Given passage ->
================================

SPORT / SOCCER
‘A real player’
Dzeko in autumn of career that began in rubble of Sarajevo
Published: Mar 30, 2021 04:33 PM
Edin Dzeko Photo: VCG

Edin Dzeko Photo: VCG

At 35, Edin Dzeko is both the star and old man of a Bosnia team he will lead against France in 2022 World Cup qualifying on Wednesday, but he owes his long career to the time his mother would not let him play football.

One day, during the siege of Sarajevo, the young Dzeko asked his mother if he could go outside to play football. She said no. A bomb exploded on the pitch, killing several children.

Dzeko is in the autumn of a career in which he has won league titles in Germany and England. He has scored just seven league goals in 20 Serie A matches for Roma this season and none since he hit the winner against Sampdoria in early January.

The future Wolfsburg, Manchester City and Roma forward was only 6 years old in 1992 when the war broke out.

Dzeko spent most of his childhood in Otoka, a soulless neighborhood on the outskirts of Sarajevo, whose 30-story brutalist skyscrapers offered some shelter from Serbian snipers lurking in the hills above.

His father, who was in the Bosnian army, recalls that local children waited for the gunfire to die down before heading downstairs to hit the ball around.

"It was risky, but the children had to play somewhere," Dzeko's father Midhad, 66, told AFP.

The skinny blonde-haired lad quickly outgrew the concrete football pitch nested between the skyscrapers, and enrolled in the academy of Zeljeznicar, one of two major Bosnian clubs.

Since its stadium was on the frontline and ploughed with trenches, children trained in a school gym.

His coach Jusuf Sehovic, who died of coronavirus last year, told AFP in 2018 that he remembered a kid who "was only interested in advancing towards the goal."

Iso Ahmetovic, who is still a coach in Zeljeznicar, recalls a passing drill involving seven boys including Dzeko.

Some pensioners were gawking at the exercise from behind a fence.

"At that time, Andriy Shevchenko was the best player in the world. I turned around and said, 'Look at him, he's the new Shevchenko,'" Ahmetovic told AFP.

'It's all in the head'

When Dzeko broke into the Zeljeznicar senior team, he was "the same height he is now (1.93 meters), with probably 25 kilos less," said Amar Osim, the manager who guided Zeljeznicar to five national titles.

"But he had exceptional qualities" and "an incredible ability to score goals," he explained.

================================

Stored data entries ->
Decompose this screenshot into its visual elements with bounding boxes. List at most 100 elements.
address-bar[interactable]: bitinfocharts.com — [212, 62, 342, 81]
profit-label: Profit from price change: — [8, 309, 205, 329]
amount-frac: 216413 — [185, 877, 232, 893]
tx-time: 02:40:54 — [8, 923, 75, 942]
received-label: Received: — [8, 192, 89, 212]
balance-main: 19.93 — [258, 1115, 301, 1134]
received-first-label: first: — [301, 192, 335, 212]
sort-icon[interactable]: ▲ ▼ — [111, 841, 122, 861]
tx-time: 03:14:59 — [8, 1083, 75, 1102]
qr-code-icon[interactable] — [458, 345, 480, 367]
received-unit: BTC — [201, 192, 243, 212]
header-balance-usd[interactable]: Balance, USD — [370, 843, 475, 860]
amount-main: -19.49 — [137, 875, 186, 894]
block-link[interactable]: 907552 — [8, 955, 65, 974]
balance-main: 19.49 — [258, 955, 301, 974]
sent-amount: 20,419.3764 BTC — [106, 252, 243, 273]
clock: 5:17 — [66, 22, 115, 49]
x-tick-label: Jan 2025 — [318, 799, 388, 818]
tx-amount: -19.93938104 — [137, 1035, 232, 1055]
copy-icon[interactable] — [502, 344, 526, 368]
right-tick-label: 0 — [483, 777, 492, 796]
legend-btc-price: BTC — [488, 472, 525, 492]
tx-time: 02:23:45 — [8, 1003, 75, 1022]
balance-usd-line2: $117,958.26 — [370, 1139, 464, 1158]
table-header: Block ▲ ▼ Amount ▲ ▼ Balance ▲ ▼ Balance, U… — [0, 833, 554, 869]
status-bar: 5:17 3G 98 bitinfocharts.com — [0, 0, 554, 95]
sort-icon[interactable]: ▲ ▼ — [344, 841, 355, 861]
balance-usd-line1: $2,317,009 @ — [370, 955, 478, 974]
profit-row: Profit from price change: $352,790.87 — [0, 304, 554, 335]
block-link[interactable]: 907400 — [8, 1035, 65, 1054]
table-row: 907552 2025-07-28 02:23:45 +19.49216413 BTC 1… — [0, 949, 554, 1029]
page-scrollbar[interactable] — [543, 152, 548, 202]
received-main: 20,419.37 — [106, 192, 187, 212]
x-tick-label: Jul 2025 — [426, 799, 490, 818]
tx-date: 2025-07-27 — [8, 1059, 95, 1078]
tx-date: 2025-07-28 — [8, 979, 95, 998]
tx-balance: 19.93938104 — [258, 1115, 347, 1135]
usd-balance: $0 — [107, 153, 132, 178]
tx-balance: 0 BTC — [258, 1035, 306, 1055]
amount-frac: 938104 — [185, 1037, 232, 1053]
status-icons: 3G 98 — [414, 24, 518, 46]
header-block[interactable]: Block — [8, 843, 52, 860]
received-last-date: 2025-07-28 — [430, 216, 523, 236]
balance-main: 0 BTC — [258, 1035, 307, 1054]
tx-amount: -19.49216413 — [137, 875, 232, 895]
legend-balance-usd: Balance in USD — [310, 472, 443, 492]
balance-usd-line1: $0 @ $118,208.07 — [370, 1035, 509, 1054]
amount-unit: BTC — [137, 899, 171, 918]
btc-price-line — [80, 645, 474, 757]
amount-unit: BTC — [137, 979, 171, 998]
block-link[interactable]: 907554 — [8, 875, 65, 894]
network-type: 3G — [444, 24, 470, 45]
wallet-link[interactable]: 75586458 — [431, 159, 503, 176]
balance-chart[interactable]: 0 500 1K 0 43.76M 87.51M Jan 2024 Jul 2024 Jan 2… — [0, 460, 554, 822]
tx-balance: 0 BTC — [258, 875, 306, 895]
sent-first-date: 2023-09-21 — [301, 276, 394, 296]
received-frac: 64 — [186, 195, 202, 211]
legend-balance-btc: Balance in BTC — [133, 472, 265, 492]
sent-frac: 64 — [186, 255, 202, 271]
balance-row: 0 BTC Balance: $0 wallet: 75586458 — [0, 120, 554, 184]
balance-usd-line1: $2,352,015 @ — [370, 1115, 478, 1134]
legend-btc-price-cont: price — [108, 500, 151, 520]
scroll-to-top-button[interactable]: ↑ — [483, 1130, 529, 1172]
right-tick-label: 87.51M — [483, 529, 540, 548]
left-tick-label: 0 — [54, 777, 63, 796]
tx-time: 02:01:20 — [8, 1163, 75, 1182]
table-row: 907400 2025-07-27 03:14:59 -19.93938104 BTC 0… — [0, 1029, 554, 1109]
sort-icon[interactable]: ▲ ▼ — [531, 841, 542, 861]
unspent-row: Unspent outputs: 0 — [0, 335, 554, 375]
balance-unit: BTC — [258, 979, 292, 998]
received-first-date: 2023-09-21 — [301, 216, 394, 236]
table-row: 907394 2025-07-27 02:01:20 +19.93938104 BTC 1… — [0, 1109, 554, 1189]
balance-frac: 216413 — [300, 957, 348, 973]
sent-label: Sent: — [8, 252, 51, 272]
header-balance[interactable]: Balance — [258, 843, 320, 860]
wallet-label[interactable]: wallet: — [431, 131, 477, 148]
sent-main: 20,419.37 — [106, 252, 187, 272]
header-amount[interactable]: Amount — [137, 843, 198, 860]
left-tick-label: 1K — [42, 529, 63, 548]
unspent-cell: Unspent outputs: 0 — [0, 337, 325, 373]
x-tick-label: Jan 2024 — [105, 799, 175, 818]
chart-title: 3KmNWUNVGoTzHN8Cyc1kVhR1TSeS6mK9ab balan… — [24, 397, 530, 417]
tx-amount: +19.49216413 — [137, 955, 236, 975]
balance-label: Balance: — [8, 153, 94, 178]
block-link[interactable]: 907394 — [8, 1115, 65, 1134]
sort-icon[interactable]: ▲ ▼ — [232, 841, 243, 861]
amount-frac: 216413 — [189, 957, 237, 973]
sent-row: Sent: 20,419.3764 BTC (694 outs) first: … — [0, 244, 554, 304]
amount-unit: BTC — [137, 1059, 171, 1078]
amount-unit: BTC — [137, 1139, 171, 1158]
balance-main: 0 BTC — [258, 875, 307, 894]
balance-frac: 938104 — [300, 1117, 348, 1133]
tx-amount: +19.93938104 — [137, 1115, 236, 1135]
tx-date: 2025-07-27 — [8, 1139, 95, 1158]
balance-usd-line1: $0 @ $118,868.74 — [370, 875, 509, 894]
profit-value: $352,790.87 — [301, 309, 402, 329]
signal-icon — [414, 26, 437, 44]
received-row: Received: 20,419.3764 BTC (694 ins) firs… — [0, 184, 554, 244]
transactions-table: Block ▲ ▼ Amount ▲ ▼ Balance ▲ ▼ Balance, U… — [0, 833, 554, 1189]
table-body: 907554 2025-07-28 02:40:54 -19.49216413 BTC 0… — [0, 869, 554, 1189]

================================

Your objective -> Duplicate everything in the article on Edin Dzeko from "The future Wolfsburg, Manchester" down to "major Bosnian clubs.", word for word.

Response to the exercise ->
The future Wolfsburg, Manchester City and Roma forward was only 6 years old in 1992 when the war broke out.

Dzeko spent most of his childhood in Otoka, a soulless neighborhood on the outskirts of Sarajevo, whose 30-story brutalist skyscrapers offered some shelter from Serbian snipers lurking in the hills above.

His father, who was in the Bosnian army, recalls that local children waited for the gunfire to die down before heading downstairs to hit the ball around.

"It was risky, but the children had to play somewhere," Dzeko's father Midhad, 66, told AFP.

The skinny blonde-haired lad quickly outgrew the concrete football pitch nested between the skyscrapers, and enrolled in the academy of Zeljeznicar, one of two major Bosnian clubs.